## BEGIN Provided records
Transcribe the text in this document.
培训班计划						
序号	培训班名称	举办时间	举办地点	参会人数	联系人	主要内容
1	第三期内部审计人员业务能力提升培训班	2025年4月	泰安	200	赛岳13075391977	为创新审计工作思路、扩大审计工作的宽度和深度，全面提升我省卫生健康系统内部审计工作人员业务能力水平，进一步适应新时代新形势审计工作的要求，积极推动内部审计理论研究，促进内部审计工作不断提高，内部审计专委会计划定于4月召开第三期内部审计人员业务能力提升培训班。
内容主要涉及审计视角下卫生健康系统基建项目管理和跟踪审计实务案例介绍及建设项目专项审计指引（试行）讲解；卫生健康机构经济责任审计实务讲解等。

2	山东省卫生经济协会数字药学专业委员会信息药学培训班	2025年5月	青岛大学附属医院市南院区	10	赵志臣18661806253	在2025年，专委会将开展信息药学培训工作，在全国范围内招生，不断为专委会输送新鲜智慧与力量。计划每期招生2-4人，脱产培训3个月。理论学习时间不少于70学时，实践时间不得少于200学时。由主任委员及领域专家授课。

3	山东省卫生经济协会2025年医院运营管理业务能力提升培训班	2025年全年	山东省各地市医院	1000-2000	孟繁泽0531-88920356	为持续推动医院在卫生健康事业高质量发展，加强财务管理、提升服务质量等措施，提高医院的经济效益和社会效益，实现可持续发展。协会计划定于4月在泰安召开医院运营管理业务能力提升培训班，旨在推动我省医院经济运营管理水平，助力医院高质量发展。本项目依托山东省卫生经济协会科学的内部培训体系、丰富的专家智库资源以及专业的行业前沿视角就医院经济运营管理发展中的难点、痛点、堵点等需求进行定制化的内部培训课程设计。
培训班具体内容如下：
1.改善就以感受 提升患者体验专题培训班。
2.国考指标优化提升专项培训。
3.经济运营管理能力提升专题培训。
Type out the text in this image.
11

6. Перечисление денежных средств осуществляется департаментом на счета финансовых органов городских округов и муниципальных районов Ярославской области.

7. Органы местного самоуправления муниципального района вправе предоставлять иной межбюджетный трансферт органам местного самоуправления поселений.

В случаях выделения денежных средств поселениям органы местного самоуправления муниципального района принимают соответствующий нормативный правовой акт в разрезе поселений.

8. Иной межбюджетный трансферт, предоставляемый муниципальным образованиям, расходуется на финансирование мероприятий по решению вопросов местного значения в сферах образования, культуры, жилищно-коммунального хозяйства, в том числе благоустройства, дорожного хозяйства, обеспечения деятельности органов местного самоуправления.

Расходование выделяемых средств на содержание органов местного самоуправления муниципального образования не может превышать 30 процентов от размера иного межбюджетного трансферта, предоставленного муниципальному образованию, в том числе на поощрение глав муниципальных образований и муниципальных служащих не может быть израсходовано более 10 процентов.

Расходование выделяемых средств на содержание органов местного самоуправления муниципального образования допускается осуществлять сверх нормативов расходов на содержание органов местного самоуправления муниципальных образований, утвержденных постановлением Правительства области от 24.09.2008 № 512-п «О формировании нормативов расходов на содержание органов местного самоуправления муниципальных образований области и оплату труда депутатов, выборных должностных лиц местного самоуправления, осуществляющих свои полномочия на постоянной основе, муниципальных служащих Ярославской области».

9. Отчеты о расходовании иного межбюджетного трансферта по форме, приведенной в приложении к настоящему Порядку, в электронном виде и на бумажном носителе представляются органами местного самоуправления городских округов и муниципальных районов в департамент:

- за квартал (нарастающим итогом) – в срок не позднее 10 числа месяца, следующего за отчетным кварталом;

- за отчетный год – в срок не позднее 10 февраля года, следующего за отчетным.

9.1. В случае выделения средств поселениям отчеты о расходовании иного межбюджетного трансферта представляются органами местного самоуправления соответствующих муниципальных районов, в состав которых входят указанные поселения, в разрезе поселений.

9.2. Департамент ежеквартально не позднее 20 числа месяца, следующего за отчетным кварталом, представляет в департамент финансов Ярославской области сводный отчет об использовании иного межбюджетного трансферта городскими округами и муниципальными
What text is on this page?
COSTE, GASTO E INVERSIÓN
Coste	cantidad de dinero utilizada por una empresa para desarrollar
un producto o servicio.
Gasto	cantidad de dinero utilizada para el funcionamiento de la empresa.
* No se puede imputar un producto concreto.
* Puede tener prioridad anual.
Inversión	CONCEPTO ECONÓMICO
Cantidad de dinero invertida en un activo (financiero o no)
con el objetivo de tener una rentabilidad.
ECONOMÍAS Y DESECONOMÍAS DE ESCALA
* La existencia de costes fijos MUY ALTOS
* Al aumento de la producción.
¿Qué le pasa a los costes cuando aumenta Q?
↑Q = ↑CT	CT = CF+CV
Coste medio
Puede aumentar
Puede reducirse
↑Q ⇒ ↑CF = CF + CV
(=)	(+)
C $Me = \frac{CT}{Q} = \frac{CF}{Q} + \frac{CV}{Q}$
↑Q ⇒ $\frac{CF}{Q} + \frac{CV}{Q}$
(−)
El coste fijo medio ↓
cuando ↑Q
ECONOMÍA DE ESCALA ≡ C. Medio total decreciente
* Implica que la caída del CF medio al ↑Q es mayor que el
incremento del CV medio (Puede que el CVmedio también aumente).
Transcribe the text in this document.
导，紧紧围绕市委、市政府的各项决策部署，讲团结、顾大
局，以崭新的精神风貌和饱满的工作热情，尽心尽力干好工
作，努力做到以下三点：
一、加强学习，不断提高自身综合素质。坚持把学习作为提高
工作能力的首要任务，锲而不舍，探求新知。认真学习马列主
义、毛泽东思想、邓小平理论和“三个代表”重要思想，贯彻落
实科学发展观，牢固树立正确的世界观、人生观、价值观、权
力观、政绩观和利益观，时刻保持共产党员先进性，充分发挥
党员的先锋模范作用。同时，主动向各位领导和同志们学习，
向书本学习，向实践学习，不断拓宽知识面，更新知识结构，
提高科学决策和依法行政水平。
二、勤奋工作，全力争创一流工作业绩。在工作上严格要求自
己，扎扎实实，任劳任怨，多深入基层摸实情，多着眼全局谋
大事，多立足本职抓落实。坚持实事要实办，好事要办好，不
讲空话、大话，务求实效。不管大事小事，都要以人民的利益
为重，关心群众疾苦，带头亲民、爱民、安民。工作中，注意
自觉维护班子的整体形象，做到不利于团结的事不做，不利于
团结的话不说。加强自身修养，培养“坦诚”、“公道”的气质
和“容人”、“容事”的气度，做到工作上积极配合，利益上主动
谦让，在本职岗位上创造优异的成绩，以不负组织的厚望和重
## END Provided records
Given request: Identify the lines that contain the string "расходовании", and copy every one of them.

Completed exercise:
9. Отчеты о расходовании иного межбюджетного трансферта по форме, приведенной в приложении к настоящему Порядку, в электронном виде и на бумажном носителе представляются органами местного самоуправления городских округов и муниципальных районов в департамент:
9.1. В случае выделения средств поселениям отчеты о расходовании иного межбюджетного трансферта представляются органами местного самоуправления соответствующих муниципальных районов, в состав которых входят указанные поселения, в разрезе поселений.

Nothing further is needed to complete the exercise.